(Rows from a figure dataset)
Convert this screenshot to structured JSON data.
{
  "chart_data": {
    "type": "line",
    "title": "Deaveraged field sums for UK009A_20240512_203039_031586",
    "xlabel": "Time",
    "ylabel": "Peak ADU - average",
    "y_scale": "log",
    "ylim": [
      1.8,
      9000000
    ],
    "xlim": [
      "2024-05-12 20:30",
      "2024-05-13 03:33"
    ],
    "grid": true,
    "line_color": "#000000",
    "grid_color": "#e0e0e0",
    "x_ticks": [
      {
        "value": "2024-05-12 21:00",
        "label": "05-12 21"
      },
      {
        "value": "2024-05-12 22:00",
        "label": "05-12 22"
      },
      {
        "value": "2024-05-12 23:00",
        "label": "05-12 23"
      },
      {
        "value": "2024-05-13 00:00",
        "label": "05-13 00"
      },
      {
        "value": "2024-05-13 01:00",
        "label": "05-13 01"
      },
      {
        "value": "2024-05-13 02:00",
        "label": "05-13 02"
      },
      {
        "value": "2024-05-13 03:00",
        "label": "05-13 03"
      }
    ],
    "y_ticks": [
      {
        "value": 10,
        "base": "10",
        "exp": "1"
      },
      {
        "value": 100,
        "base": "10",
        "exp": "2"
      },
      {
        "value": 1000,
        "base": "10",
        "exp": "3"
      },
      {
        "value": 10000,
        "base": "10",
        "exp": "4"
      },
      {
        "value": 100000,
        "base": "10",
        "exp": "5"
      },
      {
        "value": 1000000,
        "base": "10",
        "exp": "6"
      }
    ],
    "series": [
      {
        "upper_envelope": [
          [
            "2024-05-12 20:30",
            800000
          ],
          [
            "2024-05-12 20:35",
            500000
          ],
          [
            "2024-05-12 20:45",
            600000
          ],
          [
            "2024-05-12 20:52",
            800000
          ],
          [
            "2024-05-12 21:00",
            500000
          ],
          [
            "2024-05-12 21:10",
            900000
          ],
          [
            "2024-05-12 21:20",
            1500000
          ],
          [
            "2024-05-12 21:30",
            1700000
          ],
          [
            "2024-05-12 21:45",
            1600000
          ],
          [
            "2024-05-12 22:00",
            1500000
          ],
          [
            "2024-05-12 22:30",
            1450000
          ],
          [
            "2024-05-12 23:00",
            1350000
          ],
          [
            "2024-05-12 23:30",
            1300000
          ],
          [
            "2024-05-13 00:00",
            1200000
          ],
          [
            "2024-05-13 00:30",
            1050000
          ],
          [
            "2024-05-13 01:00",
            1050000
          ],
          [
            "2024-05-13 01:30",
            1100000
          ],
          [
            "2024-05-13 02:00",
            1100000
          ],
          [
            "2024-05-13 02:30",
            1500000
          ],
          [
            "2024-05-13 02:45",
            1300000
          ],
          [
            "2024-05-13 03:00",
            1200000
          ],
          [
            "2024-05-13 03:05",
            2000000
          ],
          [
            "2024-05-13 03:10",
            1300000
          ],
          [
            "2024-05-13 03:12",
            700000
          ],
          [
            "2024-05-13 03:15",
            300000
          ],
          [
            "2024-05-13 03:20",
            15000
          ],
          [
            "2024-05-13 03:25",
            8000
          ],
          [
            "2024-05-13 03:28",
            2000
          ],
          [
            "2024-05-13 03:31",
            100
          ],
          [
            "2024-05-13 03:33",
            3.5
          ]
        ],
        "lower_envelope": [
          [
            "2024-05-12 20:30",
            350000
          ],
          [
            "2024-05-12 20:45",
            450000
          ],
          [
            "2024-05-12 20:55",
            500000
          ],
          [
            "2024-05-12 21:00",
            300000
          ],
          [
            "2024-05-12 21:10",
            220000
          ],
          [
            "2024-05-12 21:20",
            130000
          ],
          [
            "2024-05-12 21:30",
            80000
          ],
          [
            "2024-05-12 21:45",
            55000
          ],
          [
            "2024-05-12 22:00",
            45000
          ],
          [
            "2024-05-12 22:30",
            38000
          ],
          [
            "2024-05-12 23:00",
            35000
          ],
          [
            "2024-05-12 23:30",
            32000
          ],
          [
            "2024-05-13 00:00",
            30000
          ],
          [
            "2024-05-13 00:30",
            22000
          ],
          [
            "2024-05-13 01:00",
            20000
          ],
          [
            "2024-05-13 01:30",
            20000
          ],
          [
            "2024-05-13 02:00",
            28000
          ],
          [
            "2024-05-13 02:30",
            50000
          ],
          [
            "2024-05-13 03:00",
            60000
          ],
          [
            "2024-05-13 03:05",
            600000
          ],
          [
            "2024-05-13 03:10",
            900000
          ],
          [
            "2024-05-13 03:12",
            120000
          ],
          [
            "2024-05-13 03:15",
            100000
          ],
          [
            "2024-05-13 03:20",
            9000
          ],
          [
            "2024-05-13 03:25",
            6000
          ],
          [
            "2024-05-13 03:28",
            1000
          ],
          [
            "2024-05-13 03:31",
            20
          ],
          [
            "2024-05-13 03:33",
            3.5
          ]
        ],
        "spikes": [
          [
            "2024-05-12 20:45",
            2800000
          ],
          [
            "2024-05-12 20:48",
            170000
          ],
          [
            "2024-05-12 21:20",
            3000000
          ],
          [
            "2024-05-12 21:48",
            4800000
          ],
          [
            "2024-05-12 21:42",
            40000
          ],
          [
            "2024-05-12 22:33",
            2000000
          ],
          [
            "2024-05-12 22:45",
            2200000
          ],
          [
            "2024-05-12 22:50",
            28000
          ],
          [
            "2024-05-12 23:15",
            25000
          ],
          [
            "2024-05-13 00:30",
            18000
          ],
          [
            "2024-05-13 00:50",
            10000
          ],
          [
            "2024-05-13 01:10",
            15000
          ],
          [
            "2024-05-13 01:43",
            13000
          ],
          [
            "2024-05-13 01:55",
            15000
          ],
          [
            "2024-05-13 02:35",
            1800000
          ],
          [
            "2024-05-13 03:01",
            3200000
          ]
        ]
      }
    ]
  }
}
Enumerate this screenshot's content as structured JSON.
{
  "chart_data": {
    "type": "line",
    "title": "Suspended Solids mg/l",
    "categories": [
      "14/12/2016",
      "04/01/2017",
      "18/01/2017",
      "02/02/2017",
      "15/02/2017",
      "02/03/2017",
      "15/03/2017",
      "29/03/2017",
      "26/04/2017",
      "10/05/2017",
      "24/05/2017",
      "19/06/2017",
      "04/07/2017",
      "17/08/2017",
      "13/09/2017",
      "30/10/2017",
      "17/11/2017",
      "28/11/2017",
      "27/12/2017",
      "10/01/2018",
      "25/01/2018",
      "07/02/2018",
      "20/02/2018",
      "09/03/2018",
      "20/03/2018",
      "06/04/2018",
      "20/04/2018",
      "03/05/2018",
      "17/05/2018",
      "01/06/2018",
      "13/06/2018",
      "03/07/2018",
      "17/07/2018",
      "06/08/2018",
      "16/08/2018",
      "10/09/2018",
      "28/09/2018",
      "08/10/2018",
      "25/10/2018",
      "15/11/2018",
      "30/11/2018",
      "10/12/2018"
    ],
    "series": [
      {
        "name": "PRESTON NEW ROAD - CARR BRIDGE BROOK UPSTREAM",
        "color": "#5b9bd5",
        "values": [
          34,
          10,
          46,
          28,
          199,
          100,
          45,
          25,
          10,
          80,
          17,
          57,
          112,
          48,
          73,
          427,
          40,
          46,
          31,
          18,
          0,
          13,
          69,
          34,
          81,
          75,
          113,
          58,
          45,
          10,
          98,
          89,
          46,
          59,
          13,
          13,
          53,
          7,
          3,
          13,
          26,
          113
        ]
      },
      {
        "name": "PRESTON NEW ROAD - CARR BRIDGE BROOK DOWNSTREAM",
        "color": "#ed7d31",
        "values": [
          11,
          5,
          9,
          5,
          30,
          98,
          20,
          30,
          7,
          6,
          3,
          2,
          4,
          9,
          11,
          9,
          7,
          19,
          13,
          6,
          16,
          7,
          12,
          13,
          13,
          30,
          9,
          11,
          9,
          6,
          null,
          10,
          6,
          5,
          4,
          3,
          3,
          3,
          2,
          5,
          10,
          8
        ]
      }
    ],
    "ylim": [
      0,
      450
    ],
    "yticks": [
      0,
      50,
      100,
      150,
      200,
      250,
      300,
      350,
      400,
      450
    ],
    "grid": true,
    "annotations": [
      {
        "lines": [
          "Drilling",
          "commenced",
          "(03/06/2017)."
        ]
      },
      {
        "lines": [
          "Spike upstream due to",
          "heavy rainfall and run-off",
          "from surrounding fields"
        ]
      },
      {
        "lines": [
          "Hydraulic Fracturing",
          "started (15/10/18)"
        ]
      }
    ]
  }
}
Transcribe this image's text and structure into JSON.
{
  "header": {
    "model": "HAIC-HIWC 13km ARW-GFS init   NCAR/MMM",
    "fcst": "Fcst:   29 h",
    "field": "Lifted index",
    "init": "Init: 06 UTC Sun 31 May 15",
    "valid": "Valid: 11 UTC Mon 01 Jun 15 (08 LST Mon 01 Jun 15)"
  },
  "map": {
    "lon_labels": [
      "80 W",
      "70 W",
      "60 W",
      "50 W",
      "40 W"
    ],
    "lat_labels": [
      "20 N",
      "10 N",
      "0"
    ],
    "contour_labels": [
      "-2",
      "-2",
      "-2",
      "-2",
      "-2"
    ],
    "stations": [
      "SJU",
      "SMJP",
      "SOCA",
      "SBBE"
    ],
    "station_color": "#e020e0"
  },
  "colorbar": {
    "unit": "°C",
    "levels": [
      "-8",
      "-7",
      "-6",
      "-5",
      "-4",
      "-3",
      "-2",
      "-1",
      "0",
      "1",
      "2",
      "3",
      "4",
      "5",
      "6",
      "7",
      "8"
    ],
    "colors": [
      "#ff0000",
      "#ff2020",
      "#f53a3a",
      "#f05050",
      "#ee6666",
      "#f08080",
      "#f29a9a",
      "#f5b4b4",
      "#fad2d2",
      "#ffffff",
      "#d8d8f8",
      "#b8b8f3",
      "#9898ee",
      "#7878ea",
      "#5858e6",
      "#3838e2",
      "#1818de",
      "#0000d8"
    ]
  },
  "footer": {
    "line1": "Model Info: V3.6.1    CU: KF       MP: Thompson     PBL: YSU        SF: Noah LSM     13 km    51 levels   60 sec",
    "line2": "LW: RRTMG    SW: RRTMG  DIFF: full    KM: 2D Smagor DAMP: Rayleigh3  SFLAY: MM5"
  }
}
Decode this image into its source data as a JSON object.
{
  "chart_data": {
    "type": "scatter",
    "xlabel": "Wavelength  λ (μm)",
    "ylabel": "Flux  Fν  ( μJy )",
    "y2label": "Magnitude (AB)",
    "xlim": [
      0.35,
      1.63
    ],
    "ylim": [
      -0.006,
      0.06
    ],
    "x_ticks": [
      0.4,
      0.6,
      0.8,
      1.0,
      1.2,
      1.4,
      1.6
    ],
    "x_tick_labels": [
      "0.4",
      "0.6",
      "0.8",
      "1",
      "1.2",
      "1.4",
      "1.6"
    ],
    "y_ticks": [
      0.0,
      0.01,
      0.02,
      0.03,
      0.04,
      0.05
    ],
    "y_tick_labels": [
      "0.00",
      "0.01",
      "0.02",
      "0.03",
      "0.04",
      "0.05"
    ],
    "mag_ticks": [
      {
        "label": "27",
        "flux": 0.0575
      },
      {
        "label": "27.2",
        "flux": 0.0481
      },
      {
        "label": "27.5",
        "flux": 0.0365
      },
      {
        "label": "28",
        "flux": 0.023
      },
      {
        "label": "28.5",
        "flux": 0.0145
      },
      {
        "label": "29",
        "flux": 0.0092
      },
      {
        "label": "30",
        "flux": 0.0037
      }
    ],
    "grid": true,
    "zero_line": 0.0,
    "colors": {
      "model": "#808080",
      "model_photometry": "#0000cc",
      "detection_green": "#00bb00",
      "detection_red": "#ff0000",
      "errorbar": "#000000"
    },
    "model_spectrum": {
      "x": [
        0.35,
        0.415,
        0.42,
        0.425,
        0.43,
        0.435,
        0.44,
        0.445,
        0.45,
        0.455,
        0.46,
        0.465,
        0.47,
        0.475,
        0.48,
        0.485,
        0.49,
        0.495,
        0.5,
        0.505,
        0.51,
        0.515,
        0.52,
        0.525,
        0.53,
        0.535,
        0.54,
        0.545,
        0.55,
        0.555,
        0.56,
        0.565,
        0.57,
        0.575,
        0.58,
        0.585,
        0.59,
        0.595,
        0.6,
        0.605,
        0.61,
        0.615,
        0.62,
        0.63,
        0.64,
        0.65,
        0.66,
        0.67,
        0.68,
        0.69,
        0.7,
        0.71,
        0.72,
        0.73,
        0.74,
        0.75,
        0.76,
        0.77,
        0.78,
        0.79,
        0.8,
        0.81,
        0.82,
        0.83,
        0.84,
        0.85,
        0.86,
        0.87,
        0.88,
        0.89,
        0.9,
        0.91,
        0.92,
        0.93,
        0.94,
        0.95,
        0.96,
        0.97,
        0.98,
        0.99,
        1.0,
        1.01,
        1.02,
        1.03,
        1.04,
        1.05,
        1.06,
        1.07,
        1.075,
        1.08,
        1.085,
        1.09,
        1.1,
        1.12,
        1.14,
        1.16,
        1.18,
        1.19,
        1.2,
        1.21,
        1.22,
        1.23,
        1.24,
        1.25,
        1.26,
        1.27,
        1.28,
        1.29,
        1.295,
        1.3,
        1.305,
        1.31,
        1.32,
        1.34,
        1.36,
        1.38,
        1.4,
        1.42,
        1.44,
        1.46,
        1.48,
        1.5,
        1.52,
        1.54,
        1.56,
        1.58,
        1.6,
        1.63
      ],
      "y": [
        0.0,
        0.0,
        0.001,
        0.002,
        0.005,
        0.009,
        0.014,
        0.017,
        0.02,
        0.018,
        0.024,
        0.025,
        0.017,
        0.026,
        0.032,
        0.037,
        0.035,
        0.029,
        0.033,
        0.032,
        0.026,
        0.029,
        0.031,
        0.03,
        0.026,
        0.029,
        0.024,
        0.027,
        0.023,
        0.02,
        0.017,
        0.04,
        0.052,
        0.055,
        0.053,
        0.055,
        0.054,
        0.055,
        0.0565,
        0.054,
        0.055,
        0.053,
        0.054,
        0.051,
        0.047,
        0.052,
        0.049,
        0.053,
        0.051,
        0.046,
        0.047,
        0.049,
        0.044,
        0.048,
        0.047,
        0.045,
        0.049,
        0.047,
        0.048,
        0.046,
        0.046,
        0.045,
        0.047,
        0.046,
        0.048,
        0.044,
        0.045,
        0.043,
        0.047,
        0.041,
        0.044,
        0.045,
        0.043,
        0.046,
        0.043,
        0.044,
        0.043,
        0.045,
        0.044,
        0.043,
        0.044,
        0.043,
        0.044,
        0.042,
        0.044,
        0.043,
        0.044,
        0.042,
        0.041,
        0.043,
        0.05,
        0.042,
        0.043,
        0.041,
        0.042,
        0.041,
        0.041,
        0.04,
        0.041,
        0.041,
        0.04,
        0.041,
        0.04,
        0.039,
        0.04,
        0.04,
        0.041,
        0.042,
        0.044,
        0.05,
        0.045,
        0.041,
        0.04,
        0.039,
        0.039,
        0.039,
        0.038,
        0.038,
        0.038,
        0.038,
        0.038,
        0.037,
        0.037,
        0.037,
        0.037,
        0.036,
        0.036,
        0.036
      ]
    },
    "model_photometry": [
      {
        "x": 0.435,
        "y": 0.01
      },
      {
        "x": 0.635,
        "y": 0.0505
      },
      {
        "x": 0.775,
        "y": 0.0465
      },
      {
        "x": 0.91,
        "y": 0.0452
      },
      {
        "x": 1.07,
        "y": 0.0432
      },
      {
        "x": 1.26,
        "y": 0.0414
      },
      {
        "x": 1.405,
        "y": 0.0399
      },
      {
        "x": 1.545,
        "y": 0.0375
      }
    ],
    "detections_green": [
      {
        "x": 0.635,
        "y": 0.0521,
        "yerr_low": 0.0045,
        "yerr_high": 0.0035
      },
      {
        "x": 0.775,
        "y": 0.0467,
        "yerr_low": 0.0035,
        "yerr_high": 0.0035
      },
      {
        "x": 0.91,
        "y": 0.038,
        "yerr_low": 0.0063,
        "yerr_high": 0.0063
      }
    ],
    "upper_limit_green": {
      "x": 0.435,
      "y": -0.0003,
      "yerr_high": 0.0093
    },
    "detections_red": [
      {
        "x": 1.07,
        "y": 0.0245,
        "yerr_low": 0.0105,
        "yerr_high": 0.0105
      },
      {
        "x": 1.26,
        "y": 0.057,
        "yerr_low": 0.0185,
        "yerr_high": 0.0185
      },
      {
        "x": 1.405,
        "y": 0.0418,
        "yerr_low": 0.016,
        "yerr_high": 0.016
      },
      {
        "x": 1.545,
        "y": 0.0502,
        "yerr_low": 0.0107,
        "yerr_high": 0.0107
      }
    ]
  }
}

**WHAT YOU NEED TO DO**
Looking at the records above, tally the lines holding "this" and reply with that number only.

**SOLUTION TO THE EXERCISE**
4